======== Source passage ========

A friend once told me how he wouldn't risk to watch the movie version of Tristan and Isolde on the screen because he'd rather be careful with a story that he loved so much. I was a bit incredulous at the time, but I understand him now. And I agree 100 percent with him. 

And this is one of the trickier aspects on telling such a story: how it is carved on the readers' imagination with such care that it becomes precious. Joe Wright took good care of those aspects, in a recognition of what is important in this story as only a good reader is. For me, Joe Wright is the most careful reader, presenting a beloved story with gentleness, accuracy, care, intensity and love for what he was telling, along with one of the most beloved writers in the world. 

An afterthought: the commented version on the DVD extras is a lesson on filmmaking and storytelling. Joe Wright highlights many details - as the housemaid always is singing when on screen -, showing his care in telling Elizabeth and Darcy's story. How he chose the sets, the relations with actors, the attention to various aspects, the long shots without a cut... It is all there, and it's as beautiful as the movie itself.  

I was very happy with my choice at the end of a boring cold Sunday.

Pride & Prejudice. Directed by Joe Wright. With: Keira Knightley, Matthew
MacFadyen
(Oh, my heart), Brenda Blethyn (the whole cast is actually incredble).
Writers: Debborahg Moggach  (and the uncredited Emma Thompson) from the
book by Jane Austen.  France/UK/US, 2005, 129 min., DTS/Dolby Digital, Color (DVD)


PS: The first time I've read a book inspired in Austen was one that I bought in a gas station in England. Mr. Darcy and Me was something that sounded good. And it is sweet, funny, silly but also reflexive about some aspects on the influence of Austen literature. Written by Alexandra Potter, I recommended it or gave it as a gift to many friends. And from this first encounters, I usually seek books like this, that present modern characters that have their lives influenced by Austen books and characters. Those who continue Elizabeth and Darcy story, though, I consider cautiously. One of these is the TV show Death Comes to Pemberley, that present the married couple some years after the end on the book, involved in a mystery plot. It looks good (and it has Kevin on the cast!!!), I've seen the first episode, but I'm still afraid of it, a little, even if it is an indication by the always wise Samara. 


PPS: Matthew MacFadyen as Mr. Darcy is too good. His "I love you, most ardently" line. oh, well. So, at the time, I was a bit of a stalker, actually, and could find some good movies with him (even if nothing like Darcy, though):  Death at a Funeral, 2007, one of the funniest movies I've ever seen, and In My Father's Den, 2004, a heartbreaking story, were my favorite.

========

Given instruction 1. Quote the passage of the Pride & Prejudice review starting with "An afterthought: the" and going on through "is actually incredble).".
Given instruction 2. Continue the Pride & Prejudice review from its last sentence.

======== Records supplied ========

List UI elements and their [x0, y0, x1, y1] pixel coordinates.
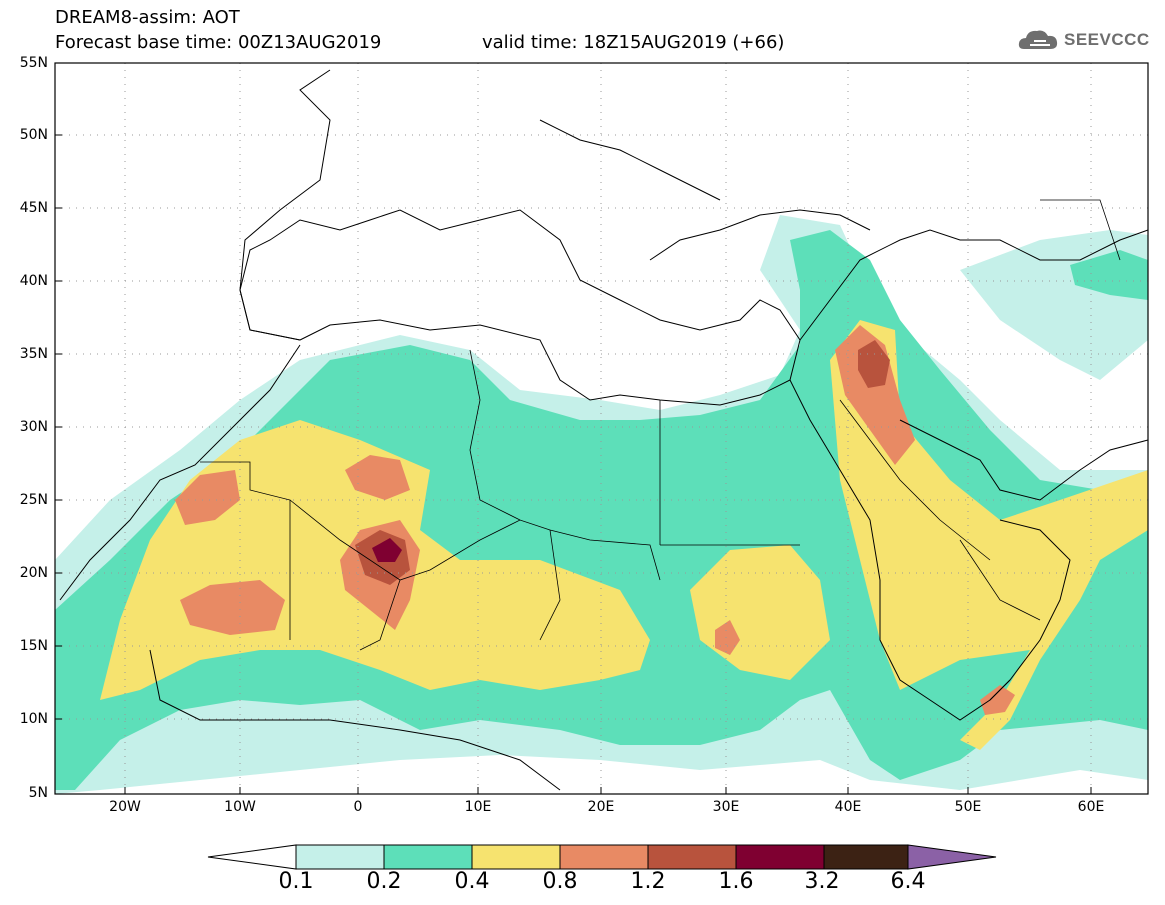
colorbar-label: 1.6 — [718, 869, 754, 894]
lat-label-35n: 35N — [19, 346, 48, 362]
lat-label-5n: 5N — [28, 785, 48, 801]
colorbar-label: 0.4 — [454, 869, 490, 894]
lat-label-40n: 40N — [19, 273, 48, 289]
lat-label-50n: 50N — [19, 127, 48, 143]
aot-band-0-8-a — [180, 580, 285, 635]
colorbar-label: 0.8 — [542, 869, 578, 894]
aot-band-0-2-east — [1070, 250, 1148, 300]
lon-label-20e: 20E — [587, 799, 615, 815]
lon-label-30e: 30E — [712, 799, 740, 815]
lat-label-25n: 25N — [19, 492, 48, 508]
graticule — [55, 63, 1148, 794]
colorbar-label: 0.2 — [366, 869, 402, 894]
lon-label-10w: 10W — [224, 799, 256, 815]
lon-label-20w: 20W — [109, 799, 141, 815]
aot-band-0-8-g — [980, 685, 1015, 715]
cloud-icon — [1018, 30, 1058, 49]
lat-label-10n: 10N — [19, 711, 48, 727]
aot-band-0-8-c — [345, 455, 410, 500]
valid-time: valid time: 18Z15AUG2019 (+66) — [482, 32, 785, 53]
lat-label-55n: 55N — [19, 55, 48, 71]
lat-label-15n: 15N — [19, 638, 48, 654]
lon-label-40e: 40E — [834, 799, 862, 815]
colorbar-label: 1.2 — [630, 869, 666, 894]
aot-band-0-8-f — [715, 620, 740, 655]
colorbar-label: 0.1 — [278, 869, 314, 894]
logo-text: SEEVCCC — [1064, 30, 1150, 49]
aot-band-0-8-e — [835, 325, 915, 465]
lon-label-0: 0 — [353, 799, 363, 815]
lat-label-30n: 30N — [19, 419, 48, 435]
forecast-base-time: Forecast base time: 00Z13AUG2019 — [55, 32, 382, 53]
map-title: DREAM8-assim: AOT — [55, 7, 240, 28]
colorbar-label: 6.4 — [890, 869, 926, 894]
aot-band-0-4-east — [830, 320, 1148, 750]
lat-label-20n: 20N — [19, 565, 48, 581]
lon-label-50e: 50E — [954, 799, 982, 815]
coastlines — [59, 69, 1148, 791]
lat-label-45n: 45N — [19, 200, 48, 216]
aot-band-0-8-d — [175, 470, 240, 525]
aot-band-1-6 — [372, 538, 402, 562]
axis-ticks — [55, 134, 1092, 794]
lon-label-10e: 10E — [464, 799, 492, 815]
aot-band-1-2-b — [858, 340, 890, 388]
lon-label-60e: 60E — [1077, 799, 1105, 815]
colorbar-label: 3.2 — [804, 869, 840, 894]
country-borders — [200, 199, 1121, 651]
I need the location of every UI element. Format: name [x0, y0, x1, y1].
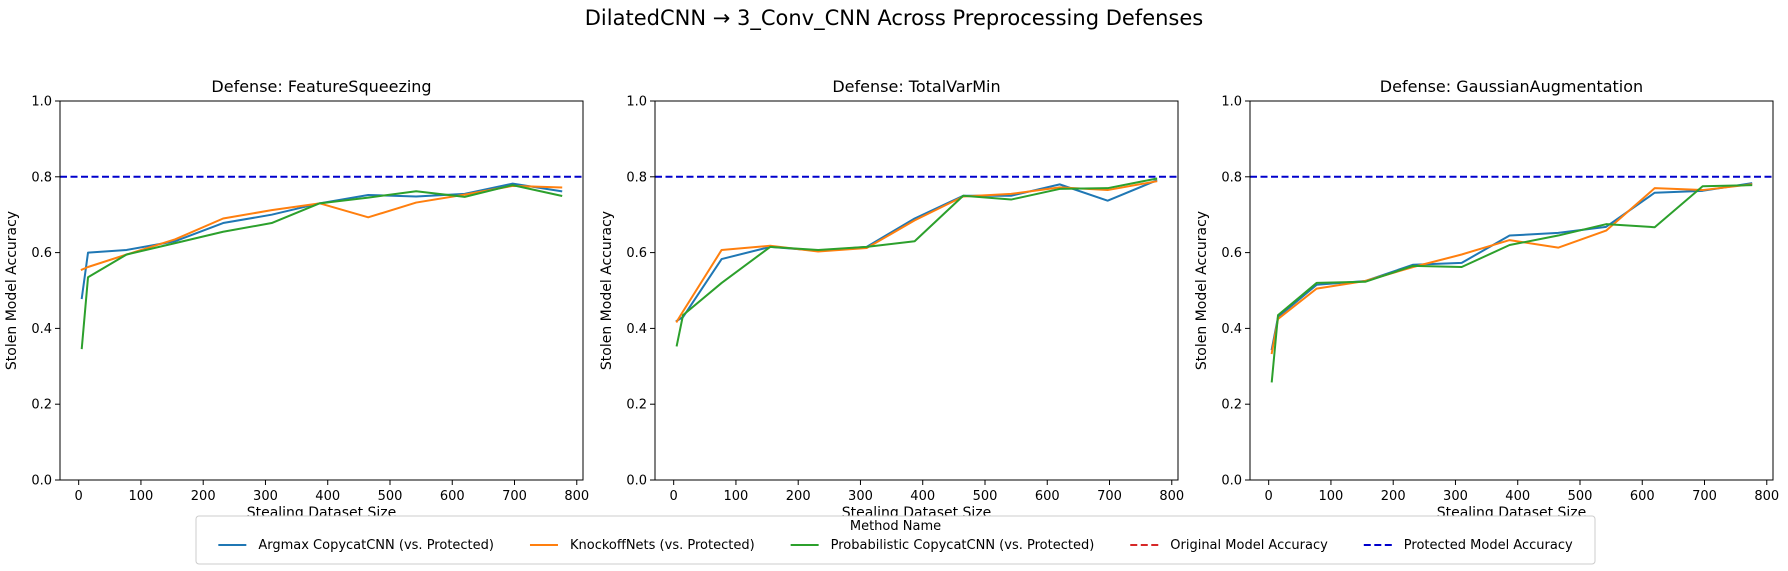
y-tick-label: 0.6: [1221, 246, 1242, 261]
x-tick-label: 0: [1265, 489, 1273, 504]
legend-entry-argmax-copycatcnn-vs-protected: Argmax CopycatCNN (vs. Protected): [218, 538, 494, 553]
y-axis-label: Stolen Model Accuracy: [599, 211, 615, 370]
series-line-probabilistic-copycatcnn-vs-protected: [675, 177, 1158, 347]
y-tick-label: 0.0: [626, 474, 647, 489]
panel-title: Defense: FeatureSqueezing: [211, 77, 431, 96]
legend-title: Method Name: [850, 519, 941, 534]
x-tick-label: 800: [1754, 489, 1779, 504]
x-tick-label: 200: [1381, 489, 1406, 504]
legend-entry-original-model-accuracy: Original Model Accuracy: [1130, 538, 1328, 553]
y-axis-label: Stolen Model Accuracy: [4, 211, 20, 370]
x-tick-label: 300: [1443, 489, 1468, 504]
panel-title: Defense: TotalVarMin: [832, 77, 1000, 96]
legend-entry-knockoffnets-vs-protected: KnockoffNets (vs. Protected): [529, 538, 755, 553]
panel-defense-featuresqueezing: Defense: FeatureSqueezing 0 100 200 300 400 50…: [4, 77, 589, 521]
series-line-probabilistic-copycatcnn-vs-protected: [80, 184, 563, 350]
plot-frame: [654, 100, 1179, 481]
x-tick-label: 600: [1630, 489, 1655, 504]
y-tick-label: 0.2: [1221, 398, 1242, 413]
legend-entry-protected-model-accuracy: Protected Model Accuracy: [1363, 538, 1573, 553]
x-tick-label: 700: [1097, 489, 1122, 504]
x-tick-label: 0: [670, 489, 678, 504]
x-tick-label: 300: [848, 489, 873, 504]
series-line-argmax-copycatcnn-vs-protected: [80, 182, 563, 300]
y-tick-label: 0.8: [1221, 170, 1242, 185]
chart-panels: Defense: FeatureSqueezing 0 100 200 300 400 50…: [4, 77, 1779, 521]
x-tick-label: 600: [1035, 489, 1060, 504]
y-tick-label: 0.2: [31, 398, 52, 413]
legend-label: Original Model Accuracy: [1170, 538, 1328, 553]
series-line-argmax-copycatcnn-vs-protected: [1270, 182, 1753, 351]
y-tick-label: 0.8: [31, 170, 52, 185]
y-tick-label: 0.6: [626, 246, 647, 261]
y-tick-label: 0.0: [1221, 474, 1242, 489]
x-tick-label: 0: [75, 489, 83, 504]
x-tick-label: 100: [129, 489, 154, 504]
x-tick-label: 500: [973, 489, 998, 504]
legend-label: Probabilistic CopycatCNN (vs. Protected): [831, 538, 1095, 553]
series-line-knockoffnets-vs-protected: [80, 184, 563, 271]
series-line-probabilistic-copycatcnn-vs-protected: [1270, 184, 1753, 383]
series-line-argmax-copycatcnn-vs-protected: [675, 179, 1158, 323]
x-tick-label: 700: [502, 489, 527, 504]
x-tick-label: 800: [564, 489, 589, 504]
x-tick-label: 200: [786, 489, 811, 504]
plot-frame: [1249, 100, 1774, 481]
y-tick-label: 0.8: [626, 170, 647, 185]
panel-title: Defense: GaussianAugmentation: [1380, 77, 1643, 96]
y-tick-label: 0.4: [1221, 322, 1242, 337]
panel-defense-totalvarmin: Defense: TotalVarMin 0 100 200 300 400 500 600 7…: [599, 77, 1184, 521]
x-tick-label: 800: [1159, 489, 1184, 504]
plot-frame: [59, 100, 584, 481]
y-axis-label: Stolen Model Accuracy: [1194, 211, 1210, 370]
legend-label: KnockoffNets (vs. Protected): [570, 538, 755, 553]
x-tick-label: 500: [1568, 489, 1593, 504]
series-line-knockoffnets-vs-protected: [1270, 183, 1753, 355]
panel-defense-gaussianaugmentation: Defense: GaussianAugmentation 0 100 200 300 4…: [1194, 77, 1779, 521]
legend-label: Protected Model Accuracy: [1404, 538, 1573, 553]
x-tick-label: 400: [910, 489, 935, 504]
y-tick-label: 0.4: [31, 322, 52, 337]
x-tick-label: 300: [253, 489, 278, 504]
x-tick-label: 400: [1505, 489, 1530, 504]
y-tick-label: 1.0: [1221, 95, 1242, 110]
x-tick-label: 700: [1692, 489, 1717, 504]
legend-entry-probabilistic-copycatcnn-vs-protected: Probabilistic CopycatCNN (vs. Protected): [790, 538, 1095, 553]
y-tick-label: 1.0: [31, 95, 52, 110]
x-tick-label: 100: [724, 489, 749, 504]
figure-suptitle: DilatedCNN → 3_Conv_CNN Across Preproces…: [585, 6, 1203, 31]
x-tick-label: 100: [1319, 489, 1344, 504]
x-tick-label: 400: [315, 489, 340, 504]
legend-label: Argmax CopycatCNN (vs. Protected): [258, 538, 494, 553]
x-tick-label: 200: [191, 489, 216, 504]
legend-box: [195, 515, 1596, 565]
y-tick-label: 0.2: [626, 398, 647, 413]
legend: Method Name Argmax CopycatCNN (vs. Protec…: [195, 515, 1596, 565]
y-tick-label: 0.4: [626, 322, 647, 337]
y-tick-label: 0.6: [31, 246, 52, 261]
y-tick-label: 1.0: [626, 95, 647, 110]
y-tick-label: 0.0: [31, 474, 52, 489]
x-tick-label: 500: [378, 489, 403, 504]
x-tick-label: 600: [440, 489, 465, 504]
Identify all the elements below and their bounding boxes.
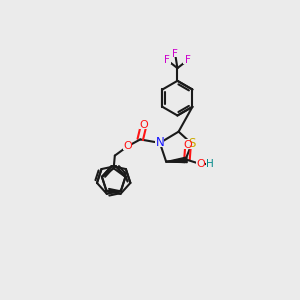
Bar [163,57,171,64]
Text: O: O [184,140,193,150]
Bar [206,160,214,167]
Polygon shape [166,157,187,163]
Text: S: S [188,137,195,150]
Bar [139,121,148,129]
Bar [183,57,192,64]
Bar [185,139,198,148]
Text: O: O [139,120,148,130]
Bar [155,139,164,147]
Text: N: N [155,136,164,149]
Bar [184,141,193,149]
Bar [123,142,132,150]
Text: H: H [206,159,214,169]
Text: F: F [172,49,178,59]
Bar [196,160,205,168]
Text: F: F [164,55,170,65]
Text: F: F [185,55,191,65]
Text: O: O [196,159,205,169]
Text: O: O [123,141,132,152]
Bar [171,50,179,57]
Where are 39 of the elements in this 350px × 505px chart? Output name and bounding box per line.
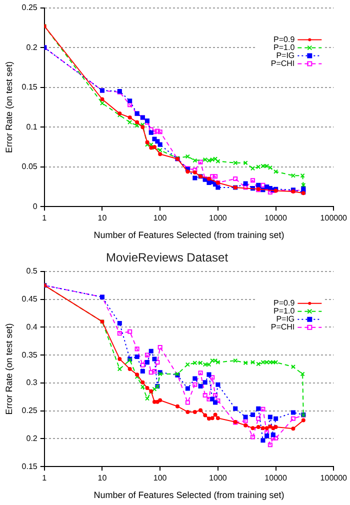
legend-label: P=0.9: [274, 35, 296, 44]
x-axis-title: Number of Features Selected (from training set): [94, 490, 284, 500]
legend-label: P=0.9: [274, 298, 296, 308]
legend-label: P=IG: [276, 314, 295, 324]
y-tick-label: 0.15: [22, 462, 38, 471]
y-axis-title: Error Rate (on test set): [4, 61, 14, 153]
y-tick-label: 0.2: [26, 42, 38, 52]
x-tick-label: 100000: [320, 474, 348, 483]
legend-label: P=1.0: [274, 306, 296, 316]
x-tick-label: 100000: [320, 214, 348, 223]
y-tick-label: 0.25: [22, 406, 38, 416]
y-tick-label: 0.2: [26, 434, 38, 443]
x-tick-label: 10: [98, 474, 108, 483]
y-tick-label: 0.25: [22, 3, 38, 12]
y-tick-label: 0.4: [26, 322, 38, 332]
y-tick-label: 0.45: [22, 294, 38, 304]
x-tick-label: 1: [42, 474, 48, 483]
y-tick-label: 0: [32, 202, 38, 211]
y-tick-label: 0.5: [26, 266, 38, 276]
y-tick-label: 0.05: [22, 162, 38, 172]
y-axis-title: Error Rate (on test set): [4, 323, 14, 415]
x-tick-label: 10000: [264, 214, 288, 223]
x-tick-label: 10000: [264, 474, 288, 483]
x-tick-label: 100: [153, 474, 168, 483]
legend-label: P=1.0: [274, 43, 296, 52]
chart-title: MovieReviews Dataset: [106, 250, 229, 265]
x-tick-label: 10: [98, 214, 108, 223]
legend-label: P=CHI: [270, 59, 295, 68]
x-tick-label: 100: [153, 214, 168, 223]
legend-label: P=CHI: [270, 322, 295, 332]
x-axis-title: Number of Features Selected (from training set): [94, 230, 284, 240]
legend-label: P=IG: [276, 51, 295, 60]
x-tick-label: 1: [42, 214, 48, 223]
y-tick-label: 0.35: [22, 350, 38, 360]
y-tick-label: 0.3: [26, 378, 38, 388]
y-tick-label: 0.15: [22, 82, 38, 92]
x-tick-label: 1000: [209, 474, 228, 483]
x-tick-label: 1000: [209, 214, 228, 223]
y-tick-label: 0.1: [26, 122, 38, 132]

========

Response 1.
An afterthought: the commented version on the DVD extras is a lesson on filmmaking and storytelling. Joe Wright highlights many details - as the housemaid always is singing when on screen -, showing his care in telling Elizabeth and Darcy's story. How he chose the sets, the relations with actors, the attention to various aspects, the long shots without a cut... It is all there, and it's as beautiful as the movie itself.  

I was very happy with my choice at the end of a boring cold Sunday.

Pride & Prejudice. Directed by Joe Wright. With: Keira Knightley, Matthew
MacFadyen
(Oh, my heart), Brenda Blethyn (the whole cast is actually incredble).

Response 2.
PPPS: Some scenes lead to other on real life. In both classes I've lectured, I presented this movie. Everytime I see the "most ardently" scene I never fail to remember a student's dreamy sigh in class :) 



2015/06/27

Day 110: The Rice Paddy (June, 27)

Something very interesting about The Rice Paddy (La Rizière), a French/Chinese co-production, was the odd feeling that I was a fly that, without people noticing, was observing their lives in a small country village in the south of China. I got there one day and left one year after. So the that I witnessed had no beginning and no end. 

The focus of this observing is A Qiu, a young girl that wants a better education and a life beyond the Dong rice fields - the movie is spoken entirely in Dong, not Mandarin Chinese, giving an even bigger sense of isolation. Far from any modern aspect of life, she lives her tough routine with a gentle smile on her face. We feel like in another time entirely, and it is surreal, so beautiful. But it is also a hard life. 

Qiu is not a rebel, but she wants another life, a different one. Her dream is to be a writer, and for that reason maybe she is the narrator of her story, telling about her life with her grandparents, parents, brother and friend. Through her perception of things, we can see the conflicts of staying in the native countryside or to look for a job in the city by the choices of Qiu's parents - always through her eyes and quiet narrative. And she does a beautiful job. It is also beautiful when she describes how she feels while writing: like her hands had a life of its own. 

And so I was fortunate to know her tale for a short amount of time, and I have no idea of anything more than what she told me. That is a difficult aspect about the movie. The lesson here is that life is hard, the next day is uncertain, we have to work hard in order to achieve what we envision for us, but usually the most important things are not just under our control. There are too many unexpected events in life, that becomes a game of getting over it and keeping ahead. In short, there is sadness, hard work, hope and achievements and loss all around. It is only a matter to know how to deal with it with a truly faithful heart. 

The Rice Paddy (La Rizière). Directed by Xiaoling Zhu. With: Xiang
Chuifen, Shi Guangjin, Wu Shenming. Writers: Simon Pradinas, Xiaoling
Zhu.  France/China,  2010, DTS, Color (Cinema).

Day 109: Minions + Terminator Salvation (June, 26)

Tó, para tu!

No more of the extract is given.